## start
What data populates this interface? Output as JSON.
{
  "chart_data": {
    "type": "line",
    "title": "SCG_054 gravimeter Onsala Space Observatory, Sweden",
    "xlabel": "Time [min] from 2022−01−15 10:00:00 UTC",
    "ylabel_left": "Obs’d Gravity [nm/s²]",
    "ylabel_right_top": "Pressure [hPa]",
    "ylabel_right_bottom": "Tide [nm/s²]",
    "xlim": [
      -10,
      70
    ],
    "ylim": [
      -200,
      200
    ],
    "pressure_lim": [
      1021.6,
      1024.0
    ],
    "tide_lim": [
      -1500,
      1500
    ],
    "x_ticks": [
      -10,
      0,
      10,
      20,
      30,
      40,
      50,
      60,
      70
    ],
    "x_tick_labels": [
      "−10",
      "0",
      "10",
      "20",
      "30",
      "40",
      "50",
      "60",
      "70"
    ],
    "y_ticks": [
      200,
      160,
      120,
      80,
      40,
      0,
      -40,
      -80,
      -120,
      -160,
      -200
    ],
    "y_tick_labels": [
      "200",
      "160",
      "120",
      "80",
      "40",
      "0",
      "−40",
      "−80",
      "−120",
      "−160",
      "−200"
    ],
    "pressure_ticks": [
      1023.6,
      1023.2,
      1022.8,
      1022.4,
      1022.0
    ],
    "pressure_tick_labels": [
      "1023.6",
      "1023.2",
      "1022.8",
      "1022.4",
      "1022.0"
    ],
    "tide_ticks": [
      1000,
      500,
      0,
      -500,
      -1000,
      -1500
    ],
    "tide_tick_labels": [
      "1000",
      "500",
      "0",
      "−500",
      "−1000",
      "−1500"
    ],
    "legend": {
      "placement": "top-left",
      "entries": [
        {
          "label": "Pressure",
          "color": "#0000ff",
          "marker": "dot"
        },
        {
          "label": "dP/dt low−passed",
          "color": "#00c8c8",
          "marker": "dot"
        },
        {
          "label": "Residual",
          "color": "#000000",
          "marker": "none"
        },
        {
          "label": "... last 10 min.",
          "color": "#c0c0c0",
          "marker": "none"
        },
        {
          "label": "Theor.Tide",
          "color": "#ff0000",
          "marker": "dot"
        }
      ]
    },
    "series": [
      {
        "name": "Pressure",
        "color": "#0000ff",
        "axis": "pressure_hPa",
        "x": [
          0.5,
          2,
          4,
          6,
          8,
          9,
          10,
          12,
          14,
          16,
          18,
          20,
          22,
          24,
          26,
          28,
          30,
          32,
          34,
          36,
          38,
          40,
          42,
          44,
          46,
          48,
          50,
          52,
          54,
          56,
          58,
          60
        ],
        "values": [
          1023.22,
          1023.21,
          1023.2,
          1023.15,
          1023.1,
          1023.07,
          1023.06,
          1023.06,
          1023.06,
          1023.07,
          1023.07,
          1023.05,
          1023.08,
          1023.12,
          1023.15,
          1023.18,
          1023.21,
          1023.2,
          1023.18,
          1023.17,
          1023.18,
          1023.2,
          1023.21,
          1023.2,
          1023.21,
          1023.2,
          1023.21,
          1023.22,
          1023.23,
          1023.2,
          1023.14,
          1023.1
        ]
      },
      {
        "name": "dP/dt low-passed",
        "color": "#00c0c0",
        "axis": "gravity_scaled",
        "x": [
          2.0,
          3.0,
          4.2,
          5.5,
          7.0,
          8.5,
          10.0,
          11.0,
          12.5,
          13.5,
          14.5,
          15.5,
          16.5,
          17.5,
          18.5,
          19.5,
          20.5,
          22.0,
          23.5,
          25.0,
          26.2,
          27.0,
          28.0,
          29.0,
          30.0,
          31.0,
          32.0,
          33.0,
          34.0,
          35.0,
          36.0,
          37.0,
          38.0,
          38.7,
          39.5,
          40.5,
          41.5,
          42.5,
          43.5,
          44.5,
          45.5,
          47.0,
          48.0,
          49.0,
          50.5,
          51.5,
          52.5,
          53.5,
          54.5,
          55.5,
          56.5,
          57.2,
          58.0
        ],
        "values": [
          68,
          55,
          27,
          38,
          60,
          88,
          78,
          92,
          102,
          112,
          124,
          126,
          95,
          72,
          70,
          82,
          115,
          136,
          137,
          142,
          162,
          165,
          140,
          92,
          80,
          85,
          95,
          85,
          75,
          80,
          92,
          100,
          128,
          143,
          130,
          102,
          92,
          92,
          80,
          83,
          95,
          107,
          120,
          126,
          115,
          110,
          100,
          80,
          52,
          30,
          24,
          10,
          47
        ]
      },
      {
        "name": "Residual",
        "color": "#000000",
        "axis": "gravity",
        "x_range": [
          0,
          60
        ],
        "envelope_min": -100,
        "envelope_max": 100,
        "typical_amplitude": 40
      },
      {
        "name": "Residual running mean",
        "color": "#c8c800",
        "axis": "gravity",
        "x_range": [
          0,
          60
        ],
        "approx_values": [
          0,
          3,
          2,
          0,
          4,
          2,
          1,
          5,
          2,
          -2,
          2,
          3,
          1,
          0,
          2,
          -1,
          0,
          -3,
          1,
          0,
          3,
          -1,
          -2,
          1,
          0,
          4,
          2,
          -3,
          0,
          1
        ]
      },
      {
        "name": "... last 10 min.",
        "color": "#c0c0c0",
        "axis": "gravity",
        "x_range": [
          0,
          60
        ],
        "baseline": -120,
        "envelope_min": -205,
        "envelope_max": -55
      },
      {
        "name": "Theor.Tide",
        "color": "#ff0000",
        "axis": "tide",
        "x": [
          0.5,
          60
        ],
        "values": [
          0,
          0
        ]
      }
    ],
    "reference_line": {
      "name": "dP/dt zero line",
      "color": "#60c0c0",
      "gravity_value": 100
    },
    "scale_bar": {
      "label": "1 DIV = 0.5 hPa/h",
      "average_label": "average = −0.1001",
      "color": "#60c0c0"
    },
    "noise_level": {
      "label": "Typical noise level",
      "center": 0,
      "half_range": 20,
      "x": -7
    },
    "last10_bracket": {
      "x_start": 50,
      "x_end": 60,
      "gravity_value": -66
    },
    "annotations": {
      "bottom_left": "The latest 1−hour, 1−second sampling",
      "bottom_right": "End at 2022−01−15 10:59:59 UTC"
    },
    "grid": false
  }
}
## end
**EXERCISE DESCRIPTION**
Recite the full listing above exactly.

**FINAL RESULT**
What data populates this interface? Output as JSON.
{
  "chart_data": {
    "type": "line",
    "title": "SCG_054 gravimeter Onsala Space Observatory, Sweden",
    "xlabel": "Time [min] from 2022−01−15 10:00:00 UTC",
    "ylabel_left": "Obs’d Gravity [nm/s²]",
    "ylabel_right_top": "Pressure [hPa]",
    "ylabel_right_bottom": "Tide [nm/s²]",
    "xlim": [
      -10,
      70
    ],
    "ylim": [
      -200,
      200
    ],
    "pressure_lim": [
      1021.6,
      1024.0
    ],
    "tide_lim": [
      -1500,
      1500
    ],
    "x_ticks": [
      -10,
      0,
      10,
      20,
      30,
      40,
      50,
      60,
      70
    ],
    "x_tick_labels": [
      "−10",
      "0",
      "10",
      "20",
      "30",
      "40",
      "50",
      "60",
      "70"
    ],
    "y_ticks": [
      200,
      160,
      120,
      80,
      40,
      0,
      -40,
      -80,
      -120,
      -160,
      -200
    ],
    "y_tick_labels": [
      "200",
      "160",
      "120",
      "80",
      "40",
      "0",
      "−40",
      "−80",
      "−120",
      "−160",
      "−200"
    ],
    "pressure_ticks": [
      1023.6,
      1023.2,
      1022.8,
      1022.4,
      1022.0
    ],
    "pressure_tick_labels": [
      "1023.6",
      "1023.2",
      "1022.8",
      "1022.4",
      "1022.0"
    ],
    "tide_ticks": [
      1000,
      500,
      0,
      -500,
      -1000,
      -1500
    ],
    "tide_tick_labels": [
      "1000",
      "500",
      "0",
      "−500",
      "−1000",
      "−1500"
    ],
    "legend": {
      "placement": "top-left",
      "entries": [
        {
          "label": "Pressure",
          "color": "#0000ff",
          "marker": "dot"
        },
        {
          "label": "dP/dt low−passed",
          "color": "#00c8c8",
          "marker": "dot"
        },
        {
          "label": "Residual",
          "color": "#000000",
          "marker": "none"
        },
        {
          "label": "... last 10 min.",
          "color": "#c0c0c0",
          "marker": "none"
        },
        {
          "label": "Theor.Tide",
          "color": "#ff0000",
          "marker": "dot"
        }
      ]
    },
    "series": [
      {
        "name": "Pressure",
        "color": "#0000ff",
        "axis": "pressure_hPa",
        "x": [
          0.5,
          2,
          4,
          6,
          8,
          9,
          10,
          12,
          14,
          16,
          18,
          20,
          22,
          24,
          26,
          28,
          30,
          32,
          34,
          36,
          38,
          40,
          42,
          44,
          46,
          48,
          50,
          52,
          54,
          56,
          58,
          60
        ],
        "values": [
          1023.22,
          1023.21,
          1023.2,
          1023.15,
          1023.1,
          1023.07,
          1023.06,
          1023.06,
          1023.06,
          1023.07,
          1023.07,
          1023.05,
          1023.08,
          1023.12,
          1023.15,
          1023.18,
          1023.21,
          1023.2,
          1023.18,
          1023.17,
          1023.18,
          1023.2,
          1023.21,
          1023.2,
          1023.21,
          1023.2,
          1023.21,
          1023.22,
          1023.23,
          1023.2,
          1023.14,
          1023.1
        ]
      },
      {
        "name": "dP/dt low-passed",
        "color": "#00c0c0",
        "axis": "gravity_scaled",
        "x": [
          2.0,
          3.0,
          4.2,
          5.5,
          7.0,
          8.5,
          10.0,
          11.0,
          12.5,
          13.5,
          14.5,
          15.5,
          16.5,
          17.5,
          18.5,
          19.5,
          20.5,
          22.0,
          23.5,
          25.0,
          26.2,
          27.0,
          28.0,
          29.0,
          30.0,
          31.0,
          32.0,
          33.0,
          34.0,
          35.0,
          36.0,
          37.0,
          38.0,
          38.7,
          39.5,
          40.5,
          41.5,
          42.5,
          43.5,
          44.5,
          45.5,
          47.0,
          48.0,
          49.0,
          50.5,
          51.5,
          52.5,
          53.5,
          54.5,
          55.5,
          56.5,
          57.2,
          58.0
        ],
        "values": [
          68,
          55,
          27,
          38,
          60,
          88,
          78,
          92,
          102,
          112,
          124,
          126,
          95,
          72,
          70,
          82,
          115,
          136,
          137,
          142,
          162,
          165,
          140,
          92,
          80,
          85,
          95,
          85,
          75,
          80,
          92,
          100,
          128,
          143,
          130,
          102,
          92,
          92,
          80,
          83,
          95,
          107,
          120,
          126,
          115,
          110,
          100,
          80,
          52,
          30,
          24,
          10,
          47
        ]
      },
      {
        "name": "Residual",
        "color": "#000000",
        "axis": "gravity",
        "x_range": [
          0,
          60
        ],
        "envelope_min": -100,
        "envelope_max": 100,
        "typical_amplitude": 40
      },
      {
        "name": "Residual running mean",
        "color": "#c8c800",
        "axis": "gravity",
        "x_range": [
          0,
          60
        ],
        "approx_values": [
          0,
          3,
          2,
          0,
          4,
          2,
          1,
          5,
          2,
          -2,
          2,
          3,
          1,
          0,
          2,
          -1,
          0,
          -3,
          1,
          0,
          3,
          -1,
          -2,
          1,
          0,
          4,
          2,
          -3,
          0,
          1
        ]
      },
      {
        "name": "... last 10 min.",
        "color": "#c0c0c0",
        "axis": "gravity",
        "x_range": [
          0,
          60
        ],
        "baseline": -120,
        "envelope_min": -205,
        "envelope_max": -55
      },
      {
        "name": "Theor.Tide",
        "color": "#ff0000",
        "axis": "tide",
        "x": [
          0.5,
          60
        ],
        "values": [
          0,
          0
        ]
      }
    ],
    "reference_line": {
      "name": "dP/dt zero line",
      "color": "#60c0c0",
      "gravity_value": 100
    },
    "scale_bar": {
      "label": "1 DIV = 0.5 hPa/h",
      "average_label": "average = −0.1001",
      "color": "#60c0c0"
    },
    "noise_level": {
      "label": "Typical noise level",
      "center": 0,
      "half_range": 20,
      "x": -7
    },
    "last10_bracket": {
      "x_start": 50,
      "x_end": 60,
      "gravity_value": -66
    },
    "annotations": {
      "bottom_left": "The latest 1−hour, 1−second sampling",
      "bottom_right": "End at 2022−01−15 10:59:59 UTC"
    },
    "grid": false
  }
}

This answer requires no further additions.